GIVEN PROBLEM:
Identify each line holding the string "them" and copy it.

EXERCISE INPUTS:

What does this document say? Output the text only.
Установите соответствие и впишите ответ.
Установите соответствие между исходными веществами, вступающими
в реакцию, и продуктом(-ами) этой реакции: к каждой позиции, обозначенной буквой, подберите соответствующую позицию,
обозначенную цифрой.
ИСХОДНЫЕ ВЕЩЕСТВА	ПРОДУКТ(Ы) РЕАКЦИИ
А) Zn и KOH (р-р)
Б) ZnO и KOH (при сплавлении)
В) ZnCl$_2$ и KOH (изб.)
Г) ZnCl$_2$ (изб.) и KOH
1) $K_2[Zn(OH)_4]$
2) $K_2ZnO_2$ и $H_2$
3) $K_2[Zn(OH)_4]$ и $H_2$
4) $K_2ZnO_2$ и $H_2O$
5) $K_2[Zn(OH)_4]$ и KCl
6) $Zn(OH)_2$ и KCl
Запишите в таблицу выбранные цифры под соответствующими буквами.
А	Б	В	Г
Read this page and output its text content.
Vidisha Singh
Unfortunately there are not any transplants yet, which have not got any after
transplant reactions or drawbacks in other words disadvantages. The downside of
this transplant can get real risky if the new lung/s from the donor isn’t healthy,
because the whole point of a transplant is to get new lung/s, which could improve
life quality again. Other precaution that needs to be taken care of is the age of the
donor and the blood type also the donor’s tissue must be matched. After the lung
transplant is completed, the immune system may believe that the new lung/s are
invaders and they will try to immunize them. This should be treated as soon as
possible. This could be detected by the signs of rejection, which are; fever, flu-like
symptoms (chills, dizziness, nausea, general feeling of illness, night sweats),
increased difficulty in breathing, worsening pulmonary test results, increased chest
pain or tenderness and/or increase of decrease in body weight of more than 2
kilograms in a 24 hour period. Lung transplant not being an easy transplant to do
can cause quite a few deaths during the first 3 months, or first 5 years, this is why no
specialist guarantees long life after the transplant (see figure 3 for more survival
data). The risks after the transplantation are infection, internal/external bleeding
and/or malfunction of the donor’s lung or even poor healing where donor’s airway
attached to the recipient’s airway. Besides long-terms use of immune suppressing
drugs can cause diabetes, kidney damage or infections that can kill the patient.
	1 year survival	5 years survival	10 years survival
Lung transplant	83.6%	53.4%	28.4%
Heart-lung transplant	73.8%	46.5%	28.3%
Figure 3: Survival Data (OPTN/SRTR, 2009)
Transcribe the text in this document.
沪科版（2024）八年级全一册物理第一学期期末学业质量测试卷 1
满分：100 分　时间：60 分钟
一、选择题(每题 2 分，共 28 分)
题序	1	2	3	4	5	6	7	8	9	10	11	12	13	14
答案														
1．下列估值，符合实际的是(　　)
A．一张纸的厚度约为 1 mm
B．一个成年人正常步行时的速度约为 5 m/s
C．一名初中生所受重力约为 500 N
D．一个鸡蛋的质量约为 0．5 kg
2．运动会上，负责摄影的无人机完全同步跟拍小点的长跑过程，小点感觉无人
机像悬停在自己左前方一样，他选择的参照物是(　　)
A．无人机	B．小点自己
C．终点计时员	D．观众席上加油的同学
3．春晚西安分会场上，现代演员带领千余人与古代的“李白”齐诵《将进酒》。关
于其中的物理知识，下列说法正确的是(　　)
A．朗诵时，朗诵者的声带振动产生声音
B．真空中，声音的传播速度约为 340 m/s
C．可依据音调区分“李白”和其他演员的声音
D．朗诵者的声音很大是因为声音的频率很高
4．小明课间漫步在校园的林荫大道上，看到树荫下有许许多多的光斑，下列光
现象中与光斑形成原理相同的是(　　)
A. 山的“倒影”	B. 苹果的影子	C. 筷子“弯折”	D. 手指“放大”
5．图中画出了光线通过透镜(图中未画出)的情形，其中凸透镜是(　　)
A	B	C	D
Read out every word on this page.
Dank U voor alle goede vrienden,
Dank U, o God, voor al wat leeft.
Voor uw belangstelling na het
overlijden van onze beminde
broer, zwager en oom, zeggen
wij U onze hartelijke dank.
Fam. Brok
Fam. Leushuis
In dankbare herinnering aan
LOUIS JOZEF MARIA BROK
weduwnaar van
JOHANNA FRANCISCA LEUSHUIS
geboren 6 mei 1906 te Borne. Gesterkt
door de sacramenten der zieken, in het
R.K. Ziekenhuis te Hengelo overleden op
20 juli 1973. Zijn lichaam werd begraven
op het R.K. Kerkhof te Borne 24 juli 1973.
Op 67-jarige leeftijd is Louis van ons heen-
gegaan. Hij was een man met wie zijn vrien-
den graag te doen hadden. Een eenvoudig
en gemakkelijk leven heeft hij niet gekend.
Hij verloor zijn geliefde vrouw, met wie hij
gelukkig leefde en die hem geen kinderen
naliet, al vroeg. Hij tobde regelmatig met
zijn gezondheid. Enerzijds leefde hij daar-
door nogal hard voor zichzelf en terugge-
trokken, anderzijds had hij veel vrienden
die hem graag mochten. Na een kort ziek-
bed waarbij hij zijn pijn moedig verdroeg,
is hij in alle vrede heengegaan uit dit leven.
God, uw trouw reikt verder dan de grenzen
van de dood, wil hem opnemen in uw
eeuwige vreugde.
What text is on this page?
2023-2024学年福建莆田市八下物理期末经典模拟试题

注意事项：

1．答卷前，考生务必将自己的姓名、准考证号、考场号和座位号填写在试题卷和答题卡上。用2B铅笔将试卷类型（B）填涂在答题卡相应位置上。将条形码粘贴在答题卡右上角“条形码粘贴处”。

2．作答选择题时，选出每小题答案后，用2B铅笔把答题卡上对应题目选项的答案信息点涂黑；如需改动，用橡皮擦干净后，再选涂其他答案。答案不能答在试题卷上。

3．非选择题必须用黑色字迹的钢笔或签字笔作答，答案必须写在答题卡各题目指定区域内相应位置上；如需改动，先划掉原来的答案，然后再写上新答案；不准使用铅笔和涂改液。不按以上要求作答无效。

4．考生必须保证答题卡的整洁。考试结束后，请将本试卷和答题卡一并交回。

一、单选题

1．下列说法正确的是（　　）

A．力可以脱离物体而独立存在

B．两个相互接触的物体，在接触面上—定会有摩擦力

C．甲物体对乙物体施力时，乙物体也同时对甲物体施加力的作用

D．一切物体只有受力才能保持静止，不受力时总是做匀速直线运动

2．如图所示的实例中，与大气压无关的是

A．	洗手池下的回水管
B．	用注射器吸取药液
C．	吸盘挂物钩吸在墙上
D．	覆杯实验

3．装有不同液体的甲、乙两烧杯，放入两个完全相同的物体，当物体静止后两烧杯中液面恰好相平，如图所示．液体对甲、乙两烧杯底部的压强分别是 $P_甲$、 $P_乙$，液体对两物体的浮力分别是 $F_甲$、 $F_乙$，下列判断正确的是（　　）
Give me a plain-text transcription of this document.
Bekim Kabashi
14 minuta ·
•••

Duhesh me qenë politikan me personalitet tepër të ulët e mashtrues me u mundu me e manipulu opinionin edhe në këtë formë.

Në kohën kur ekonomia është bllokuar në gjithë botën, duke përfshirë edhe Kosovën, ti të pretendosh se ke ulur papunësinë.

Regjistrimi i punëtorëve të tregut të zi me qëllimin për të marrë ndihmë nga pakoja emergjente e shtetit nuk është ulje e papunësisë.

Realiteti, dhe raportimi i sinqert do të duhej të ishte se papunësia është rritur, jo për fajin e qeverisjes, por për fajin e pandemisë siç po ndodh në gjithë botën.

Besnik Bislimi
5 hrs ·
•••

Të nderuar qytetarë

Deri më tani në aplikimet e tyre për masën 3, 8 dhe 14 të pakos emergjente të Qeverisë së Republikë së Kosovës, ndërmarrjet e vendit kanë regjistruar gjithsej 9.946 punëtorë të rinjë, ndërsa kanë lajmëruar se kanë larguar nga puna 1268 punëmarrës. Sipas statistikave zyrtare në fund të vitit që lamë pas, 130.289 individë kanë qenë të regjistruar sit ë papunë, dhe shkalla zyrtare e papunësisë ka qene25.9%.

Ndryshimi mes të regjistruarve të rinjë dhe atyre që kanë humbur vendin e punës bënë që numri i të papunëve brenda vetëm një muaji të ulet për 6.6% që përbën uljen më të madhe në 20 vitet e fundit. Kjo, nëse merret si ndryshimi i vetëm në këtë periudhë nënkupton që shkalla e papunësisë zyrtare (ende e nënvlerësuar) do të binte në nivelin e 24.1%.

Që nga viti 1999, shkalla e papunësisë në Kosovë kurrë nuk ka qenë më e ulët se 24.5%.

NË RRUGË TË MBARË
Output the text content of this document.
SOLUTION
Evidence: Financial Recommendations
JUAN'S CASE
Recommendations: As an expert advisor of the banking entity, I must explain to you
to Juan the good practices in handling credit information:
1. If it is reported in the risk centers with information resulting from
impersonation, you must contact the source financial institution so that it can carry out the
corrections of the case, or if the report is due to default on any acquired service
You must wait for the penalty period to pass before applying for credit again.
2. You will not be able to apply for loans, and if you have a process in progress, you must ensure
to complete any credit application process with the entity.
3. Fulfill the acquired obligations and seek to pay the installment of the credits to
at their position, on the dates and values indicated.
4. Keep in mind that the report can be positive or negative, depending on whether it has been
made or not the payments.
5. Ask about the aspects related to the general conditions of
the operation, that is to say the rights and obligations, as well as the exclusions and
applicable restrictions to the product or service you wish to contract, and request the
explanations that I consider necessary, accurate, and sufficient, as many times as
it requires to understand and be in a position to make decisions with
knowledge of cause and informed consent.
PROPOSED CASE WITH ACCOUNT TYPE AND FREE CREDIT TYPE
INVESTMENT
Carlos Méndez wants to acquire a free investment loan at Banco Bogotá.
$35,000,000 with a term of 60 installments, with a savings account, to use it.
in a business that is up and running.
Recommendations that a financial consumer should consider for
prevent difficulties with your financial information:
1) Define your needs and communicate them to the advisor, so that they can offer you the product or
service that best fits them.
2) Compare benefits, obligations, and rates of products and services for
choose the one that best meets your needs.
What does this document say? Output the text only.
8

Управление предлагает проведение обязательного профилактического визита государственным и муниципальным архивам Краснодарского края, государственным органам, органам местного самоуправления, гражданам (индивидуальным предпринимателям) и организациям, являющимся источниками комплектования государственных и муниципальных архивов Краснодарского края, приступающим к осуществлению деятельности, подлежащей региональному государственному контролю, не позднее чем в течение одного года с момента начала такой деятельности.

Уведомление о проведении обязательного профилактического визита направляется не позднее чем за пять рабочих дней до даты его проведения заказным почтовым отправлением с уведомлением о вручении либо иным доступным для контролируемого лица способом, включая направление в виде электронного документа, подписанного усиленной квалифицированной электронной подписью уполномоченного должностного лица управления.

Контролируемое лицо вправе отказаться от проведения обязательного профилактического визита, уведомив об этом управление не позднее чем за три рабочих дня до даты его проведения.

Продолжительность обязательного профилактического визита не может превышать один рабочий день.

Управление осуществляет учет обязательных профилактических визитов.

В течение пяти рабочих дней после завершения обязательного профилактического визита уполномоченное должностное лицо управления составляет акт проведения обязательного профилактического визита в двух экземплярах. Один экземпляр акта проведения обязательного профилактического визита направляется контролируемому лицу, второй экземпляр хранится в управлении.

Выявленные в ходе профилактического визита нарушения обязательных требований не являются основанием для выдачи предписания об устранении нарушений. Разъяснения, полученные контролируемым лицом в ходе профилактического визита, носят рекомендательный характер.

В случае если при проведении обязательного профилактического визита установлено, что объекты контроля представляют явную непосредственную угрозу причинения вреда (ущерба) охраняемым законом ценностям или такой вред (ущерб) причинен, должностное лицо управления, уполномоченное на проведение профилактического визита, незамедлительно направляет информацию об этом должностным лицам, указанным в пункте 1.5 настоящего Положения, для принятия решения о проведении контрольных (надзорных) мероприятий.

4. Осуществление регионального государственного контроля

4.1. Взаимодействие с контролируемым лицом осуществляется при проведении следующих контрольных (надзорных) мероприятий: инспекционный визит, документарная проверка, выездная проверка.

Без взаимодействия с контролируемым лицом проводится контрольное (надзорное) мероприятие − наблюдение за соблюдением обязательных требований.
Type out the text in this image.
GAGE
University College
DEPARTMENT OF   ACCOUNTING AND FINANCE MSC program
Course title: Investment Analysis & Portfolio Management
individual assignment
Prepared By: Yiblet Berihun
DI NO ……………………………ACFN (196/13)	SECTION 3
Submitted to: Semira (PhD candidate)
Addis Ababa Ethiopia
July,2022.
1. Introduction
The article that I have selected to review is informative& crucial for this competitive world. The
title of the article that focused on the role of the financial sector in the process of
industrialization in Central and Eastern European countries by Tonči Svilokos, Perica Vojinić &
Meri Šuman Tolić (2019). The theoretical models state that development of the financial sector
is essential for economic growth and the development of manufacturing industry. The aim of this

RESPONSE FOR THIS EXERCISE:
invaders and they will try to immunize them. This should be treated as soon as
1) Define your needs and communicate them to the advisor, so that they can offer you the product or
service that best fits them.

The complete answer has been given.